►
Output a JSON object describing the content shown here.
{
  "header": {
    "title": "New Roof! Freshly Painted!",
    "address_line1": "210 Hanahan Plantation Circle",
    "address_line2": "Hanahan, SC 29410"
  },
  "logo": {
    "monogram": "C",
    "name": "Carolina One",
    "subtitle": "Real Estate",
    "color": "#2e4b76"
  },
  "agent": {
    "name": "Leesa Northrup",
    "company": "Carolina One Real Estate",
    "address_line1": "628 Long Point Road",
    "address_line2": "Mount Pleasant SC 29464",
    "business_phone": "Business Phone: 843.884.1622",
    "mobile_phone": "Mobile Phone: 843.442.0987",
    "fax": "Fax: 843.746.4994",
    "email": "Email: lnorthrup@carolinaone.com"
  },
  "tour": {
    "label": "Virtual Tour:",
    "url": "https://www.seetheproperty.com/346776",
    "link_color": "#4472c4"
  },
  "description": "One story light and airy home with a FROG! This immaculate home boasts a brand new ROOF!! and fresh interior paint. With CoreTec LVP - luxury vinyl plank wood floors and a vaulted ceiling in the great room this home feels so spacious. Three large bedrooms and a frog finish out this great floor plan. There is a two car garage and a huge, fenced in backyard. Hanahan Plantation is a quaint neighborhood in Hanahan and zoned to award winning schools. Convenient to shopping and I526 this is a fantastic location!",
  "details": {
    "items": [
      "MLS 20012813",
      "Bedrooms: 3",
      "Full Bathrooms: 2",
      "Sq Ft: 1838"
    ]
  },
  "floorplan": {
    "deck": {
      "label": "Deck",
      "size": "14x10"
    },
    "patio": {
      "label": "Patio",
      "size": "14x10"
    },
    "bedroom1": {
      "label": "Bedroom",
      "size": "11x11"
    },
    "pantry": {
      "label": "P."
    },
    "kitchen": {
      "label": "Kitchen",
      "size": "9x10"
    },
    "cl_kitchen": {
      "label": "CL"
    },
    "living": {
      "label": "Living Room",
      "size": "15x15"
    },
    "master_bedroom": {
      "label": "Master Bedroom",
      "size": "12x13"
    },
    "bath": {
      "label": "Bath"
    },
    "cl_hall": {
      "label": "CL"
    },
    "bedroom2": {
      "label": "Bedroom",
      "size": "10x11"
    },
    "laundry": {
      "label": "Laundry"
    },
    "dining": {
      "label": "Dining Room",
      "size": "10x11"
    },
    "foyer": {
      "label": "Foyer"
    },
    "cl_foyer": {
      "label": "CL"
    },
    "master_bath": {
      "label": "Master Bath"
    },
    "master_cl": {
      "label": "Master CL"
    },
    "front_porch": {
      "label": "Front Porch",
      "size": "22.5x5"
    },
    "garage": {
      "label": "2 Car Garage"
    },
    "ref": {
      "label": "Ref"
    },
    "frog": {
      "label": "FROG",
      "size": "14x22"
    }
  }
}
◄
## What the task asks:
Write the complete data out, exactly as above.

## Expected output:
Output a JSON object describing the content shown here.
{
  "header": {
    "title": "New Roof! Freshly Painted!",
    "address_line1": "210 Hanahan Plantation Circle",
    "address_line2": "Hanahan, SC 29410"
  },
  "logo": {
    "monogram": "C",
    "name": "Carolina One",
    "subtitle": "Real Estate",
    "color": "#2e4b76"
  },
  "agent": {
    "name": "Leesa Northrup",
    "company": "Carolina One Real Estate",
    "address_line1": "628 Long Point Road",
    "address_line2": "Mount Pleasant SC 29464",
    "business_phone": "Business Phone: 843.884.1622",
    "mobile_phone": "Mobile Phone: 843.442.0987",
    "fax": "Fax: 843.746.4994",
    "email": "Email: lnorthrup@carolinaone.com"
  },
  "tour": {
    "label": "Virtual Tour:",
    "url": "https://www.seetheproperty.com/346776",
    "link_color": "#4472c4"
  },
  "description": "One story light and airy home with a FROG! This immaculate home boasts a brand new ROOF!! and fresh interior paint. With CoreTec LVP - luxury vinyl plank wood floors and a vaulted ceiling in the great room this home feels so spacious. Three large bedrooms and a frog finish out this great floor plan. There is a two car garage and a huge, fenced in backyard. Hanahan Plantation is a quaint neighborhood in Hanahan and zoned to award winning schools. Convenient to shopping and I526 this is a fantastic location!",
  "details": {
    "items": [
      "MLS 20012813",
      "Bedrooms: 3",
      "Full Bathrooms: 2",
      "Sq Ft: 1838"
    ]
  },
  "floorplan": {
    "deck": {
      "label": "Deck",
      "size": "14x10"
    },
    "patio": {
      "label": "Patio",
      "size": "14x10"
    },
    "bedroom1": {
      "label": "Bedroom",
      "size": "11x11"
    },
    "pantry": {
      "label": "P."
    },
    "kitchen": {
      "label": "Kitchen",
      "size": "9x10"
    },
    "cl_kitchen": {
      "label": "CL"
    },
    "living": {
      "label": "Living Room",
      "size": "15x15"
    },
    "master_bedroom": {
      "label": "Master Bedroom",
      "size": "12x13"
    },
    "bath": {
      "label": "Bath"
    },
    "cl_hall": {
      "label": "CL"
    },
    "bedroom2": {
      "label": "Bedroom",
      "size": "10x11"
    },
    "laundry": {
      "label": "Laundry"
    },
    "dining": {
      "label": "Dining Room",
      "size": "10x11"
    },
    "foyer": {
      "label": "Foyer"
    },
    "cl_foyer": {
      "label": "CL"
    },
    "master_bath": {
      "label": "Master Bath"
    },
    "master_cl": {
      "label": "Master CL"
    },
    "front_porch": {
      "label": "Front Porch",
      "size": "22.5x5"
    },
    "garage": {
      "label": "2 Car Garage"
    },
    "ref": {
      "label": "Ref"
    },
    "frog": {
      "label": "FROG",
      "size": "14x22"
    }
  }
}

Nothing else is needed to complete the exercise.